▶ _WHAT TO DO_: Quote the records in full and leave their pictures out.

▶ _SUPPLIED RECORDS_:
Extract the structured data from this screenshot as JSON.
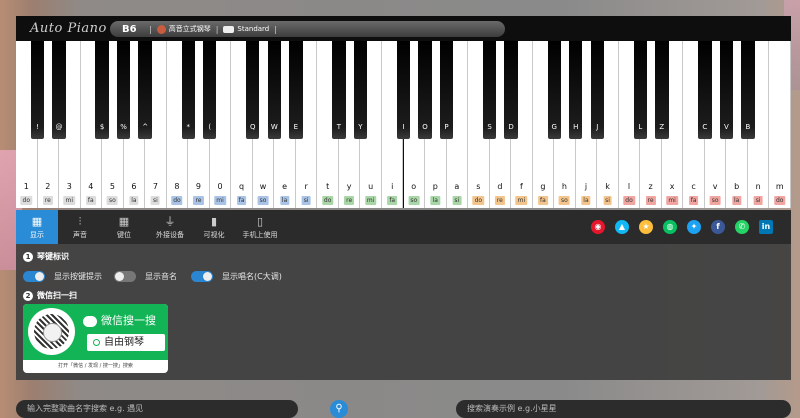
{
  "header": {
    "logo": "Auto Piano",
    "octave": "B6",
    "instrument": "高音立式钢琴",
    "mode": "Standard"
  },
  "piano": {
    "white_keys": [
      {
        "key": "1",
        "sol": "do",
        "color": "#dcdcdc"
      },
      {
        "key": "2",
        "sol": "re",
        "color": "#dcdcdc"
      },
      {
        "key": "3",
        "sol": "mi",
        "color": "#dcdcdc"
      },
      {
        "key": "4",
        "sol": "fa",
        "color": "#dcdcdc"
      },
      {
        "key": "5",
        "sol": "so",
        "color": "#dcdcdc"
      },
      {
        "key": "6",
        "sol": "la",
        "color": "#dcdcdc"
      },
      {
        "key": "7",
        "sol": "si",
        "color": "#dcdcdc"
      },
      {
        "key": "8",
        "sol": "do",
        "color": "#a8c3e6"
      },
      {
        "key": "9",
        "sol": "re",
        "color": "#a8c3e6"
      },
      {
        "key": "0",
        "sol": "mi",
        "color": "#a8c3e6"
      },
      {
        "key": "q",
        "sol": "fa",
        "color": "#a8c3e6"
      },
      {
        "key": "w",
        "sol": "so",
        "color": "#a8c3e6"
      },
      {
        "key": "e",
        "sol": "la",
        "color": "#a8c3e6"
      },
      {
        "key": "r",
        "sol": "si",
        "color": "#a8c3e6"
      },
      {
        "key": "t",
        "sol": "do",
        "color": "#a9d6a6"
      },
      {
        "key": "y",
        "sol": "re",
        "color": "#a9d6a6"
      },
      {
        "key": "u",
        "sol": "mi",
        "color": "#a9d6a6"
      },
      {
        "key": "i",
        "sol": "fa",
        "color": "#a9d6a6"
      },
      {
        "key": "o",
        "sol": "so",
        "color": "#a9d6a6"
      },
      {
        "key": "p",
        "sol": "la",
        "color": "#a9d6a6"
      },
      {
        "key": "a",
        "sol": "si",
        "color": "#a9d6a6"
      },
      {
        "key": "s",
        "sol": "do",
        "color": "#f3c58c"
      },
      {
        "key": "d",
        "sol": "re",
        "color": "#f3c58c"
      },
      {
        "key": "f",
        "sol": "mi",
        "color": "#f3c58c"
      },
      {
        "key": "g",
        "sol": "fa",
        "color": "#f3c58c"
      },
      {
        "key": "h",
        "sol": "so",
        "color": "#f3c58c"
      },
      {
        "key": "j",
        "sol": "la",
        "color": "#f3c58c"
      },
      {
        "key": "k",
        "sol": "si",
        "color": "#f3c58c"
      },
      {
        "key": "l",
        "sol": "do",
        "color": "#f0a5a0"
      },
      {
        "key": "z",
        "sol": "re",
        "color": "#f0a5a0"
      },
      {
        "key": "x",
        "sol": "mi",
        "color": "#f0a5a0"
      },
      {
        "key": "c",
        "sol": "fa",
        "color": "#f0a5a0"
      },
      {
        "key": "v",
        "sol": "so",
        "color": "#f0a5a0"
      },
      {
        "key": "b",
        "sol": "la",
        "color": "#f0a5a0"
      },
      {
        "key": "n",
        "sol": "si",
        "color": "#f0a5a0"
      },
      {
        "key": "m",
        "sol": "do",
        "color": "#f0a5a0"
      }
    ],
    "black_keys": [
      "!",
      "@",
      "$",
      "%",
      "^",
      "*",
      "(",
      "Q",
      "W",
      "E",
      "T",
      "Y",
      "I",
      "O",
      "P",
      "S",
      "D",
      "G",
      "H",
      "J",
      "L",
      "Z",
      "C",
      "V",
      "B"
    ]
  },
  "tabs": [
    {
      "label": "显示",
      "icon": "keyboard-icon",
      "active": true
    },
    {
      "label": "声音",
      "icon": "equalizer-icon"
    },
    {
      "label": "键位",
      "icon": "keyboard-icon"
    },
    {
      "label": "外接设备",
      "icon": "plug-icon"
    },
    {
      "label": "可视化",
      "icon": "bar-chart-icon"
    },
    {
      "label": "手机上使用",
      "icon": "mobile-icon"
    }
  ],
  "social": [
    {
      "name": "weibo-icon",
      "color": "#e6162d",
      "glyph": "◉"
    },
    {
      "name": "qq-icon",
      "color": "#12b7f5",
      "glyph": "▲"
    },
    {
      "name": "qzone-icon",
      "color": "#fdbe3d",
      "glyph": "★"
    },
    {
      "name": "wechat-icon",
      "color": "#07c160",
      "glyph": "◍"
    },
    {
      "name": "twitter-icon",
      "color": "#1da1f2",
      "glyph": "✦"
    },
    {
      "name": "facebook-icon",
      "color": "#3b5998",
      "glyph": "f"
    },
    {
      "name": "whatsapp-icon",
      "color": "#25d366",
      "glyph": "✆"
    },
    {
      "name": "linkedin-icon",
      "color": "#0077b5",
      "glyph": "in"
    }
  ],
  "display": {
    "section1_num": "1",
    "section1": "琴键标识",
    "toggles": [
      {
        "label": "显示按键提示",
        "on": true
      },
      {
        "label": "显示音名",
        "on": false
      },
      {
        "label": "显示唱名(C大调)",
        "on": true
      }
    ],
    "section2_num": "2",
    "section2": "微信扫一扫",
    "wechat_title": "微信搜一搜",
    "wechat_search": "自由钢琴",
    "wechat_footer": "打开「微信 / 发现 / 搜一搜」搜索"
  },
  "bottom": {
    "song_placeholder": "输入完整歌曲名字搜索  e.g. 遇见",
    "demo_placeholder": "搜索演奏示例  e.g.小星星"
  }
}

▶ _FINAL RESULT_:
Extract the structured data from this screenshot as JSON.
{
  "header": {
    "logo": "Auto Piano",
    "octave": "B6",
    "instrument": "高音立式钢琴",
    "mode": "Standard"
  },
  "piano": {
    "white_keys": [
      {
        "key": "1",
        "sol": "do",
        "color": "#dcdcdc"
      },
      {
        "key": "2",
        "sol": "re",
        "color": "#dcdcdc"
      },
      {
        "key": "3",
        "sol": "mi",
        "color": "#dcdcdc"
      },
      {
        "key": "4",
        "sol": "fa",
        "color": "#dcdcdc"
      },
      {
        "key": "5",
        "sol": "so",
        "color": "#dcdcdc"
      },
      {
        "key": "6",
        "sol": "la",
        "color": "#dcdcdc"
      },
      {
        "key": "7",
        "sol": "si",
        "color": "#dcdcdc"
      },
      {
        "key": "8",
        "sol": "do",
        "color": "#a8c3e6"
      },
      {
        "key": "9",
        "sol": "re",
        "color": "#a8c3e6"
      },
      {
        "key": "0",
        "sol": "mi",
        "color": "#a8c3e6"
      },
      {
        "key": "q",
        "sol": "fa",
        "color": "#a8c3e6"
      },
      {
        "key": "w",
        "sol": "so",
        "color": "#a8c3e6"
      },
      {
        "key": "e",
        "sol": "la",
        "color": "#a8c3e6"
      },
      {
        "key": "r",
        "sol": "si",
        "color": "#a8c3e6"
      },
      {
        "key": "t",
        "sol": "do",
        "color": "#a9d6a6"
      },
      {
        "key": "y",
        "sol": "re",
        "color": "#a9d6a6"
      },
      {
        "key": "u",
        "sol": "mi",
        "color": "#a9d6a6"
      },
      {
        "key": "i",
        "sol": "fa",
        "color": "#a9d6a6"
      },
      {
        "key": "o",
        "sol": "so",
        "color": "#a9d6a6"
      },
      {
        "key": "p",
        "sol": "la",
        "color": "#a9d6a6"
      },
      {
        "key": "a",
        "sol": "si",
        "color": "#a9d6a6"
      },
      {
        "key": "s",
        "sol": "do",
        "color": "#f3c58c"
      },
      {
        "key": "d",
        "sol": "re",
        "color": "#f3c58c"
      },
      {
        "key": "f",
        "sol": "mi",
        "color": "#f3c58c"
      },
      {
        "key": "g",
        "sol": "fa",
        "color": "#f3c58c"
      },
      {
        "key": "h",
        "sol": "so",
        "color": "#f3c58c"
      },
      {
        "key": "j",
        "sol": "la",
        "color": "#f3c58c"
      },
      {
        "key": "k",
        "sol": "si",
        "color": "#f3c58c"
      },
      {
        "key": "l",
        "sol": "do",
        "color": "#f0a5a0"
      },
      {
        "key": "z",
        "sol": "re",
        "color": "#f0a5a0"
      },
      {
        "key": "x",
        "sol": "mi",
        "color": "#f0a5a0"
      },
      {
        "key": "c",
        "sol": "fa",
        "color": "#f0a5a0"
      },
      {
        "key": "v",
        "sol": "so",
        "color": "#f0a5a0"
      },
      {
        "key": "b",
        "sol": "la",
        "color": "#f0a5a0"
      },
      {
        "key": "n",
        "sol": "si",
        "color": "#f0a5a0"
      },
      {
        "key": "m",
        "sol": "do",
        "color": "#f0a5a0"
      }
    ],
    "black_keys": [
      "!",
      "@",
      "$",
      "%",
      "^",
      "*",
      "(",
      "Q",
      "W",
      "E",
      "T",
      "Y",
      "I",
      "O",
      "P",
      "S",
      "D",
      "G",
      "H",
      "J",
      "L",
      "Z",
      "C",
      "V",
      "B"
    ]
  },
  "tabs": [
    {
      "label": "显示",
      "icon": "keyboard-icon",
      "active": true
    },
    {
      "label": "声音",
      "icon": "equalizer-icon"
    },
    {
      "label": "键位",
      "icon": "keyboard-icon"
    },
    {
      "label": "外接设备",
      "icon": "plug-icon"
    },
    {
      "label": "可视化",
      "icon": "bar-chart-icon"
    },
    {
      "label": "手机上使用",
      "icon": "mobile-icon"
    }
  ],
  "social": [
    {
      "name": "weibo-icon",
      "color": "#e6162d",
      "glyph": "◉"
    },
    {
      "name": "qq-icon",
      "color": "#12b7f5",
      "glyph": "▲"
    },
    {
      "name": "qzone-icon",
      "color": "#fdbe3d",
      "glyph": "★"
    },
    {
      "name": "wechat-icon",
      "color": "#07c160",
      "glyph": "◍"
    },
    {
      "name": "twitter-icon",
      "color": "#1da1f2",
      "glyph": "✦"
    },
    {
      "name": "facebook-icon",
      "color": "#3b5998",
      "glyph": "f"
    },
    {
      "name": "whatsapp-icon",
      "color": "#25d366",
      "glyph": "✆"
    },
    {
      "name": "linkedin-icon",
      "color": "#0077b5",
      "glyph": "in"
    }
  ],
  "display": {
    "section1_num": "1",
    "section1": "琴键标识",
    "toggles": [
      {
        "label": "显示按键提示",
        "on": true
      },
      {
        "label": "显示音名",
        "on": false
      },
      {
        "label": "显示唱名(C大调)",
        "on": true
      }
    ],
    "section2_num": "2",
    "section2": "微信扫一扫",
    "wechat_title": "微信搜一搜",
    "wechat_search": "自由钢琴",
    "wechat_footer": "打开「微信 / 发现 / 搜一搜」搜索"
  },
  "bottom": {
    "song_placeholder": "输入完整歌曲名字搜索  e.g. 遇见",
    "demo_placeholder": "搜索演奏示例  e.g.小星星"
  }
}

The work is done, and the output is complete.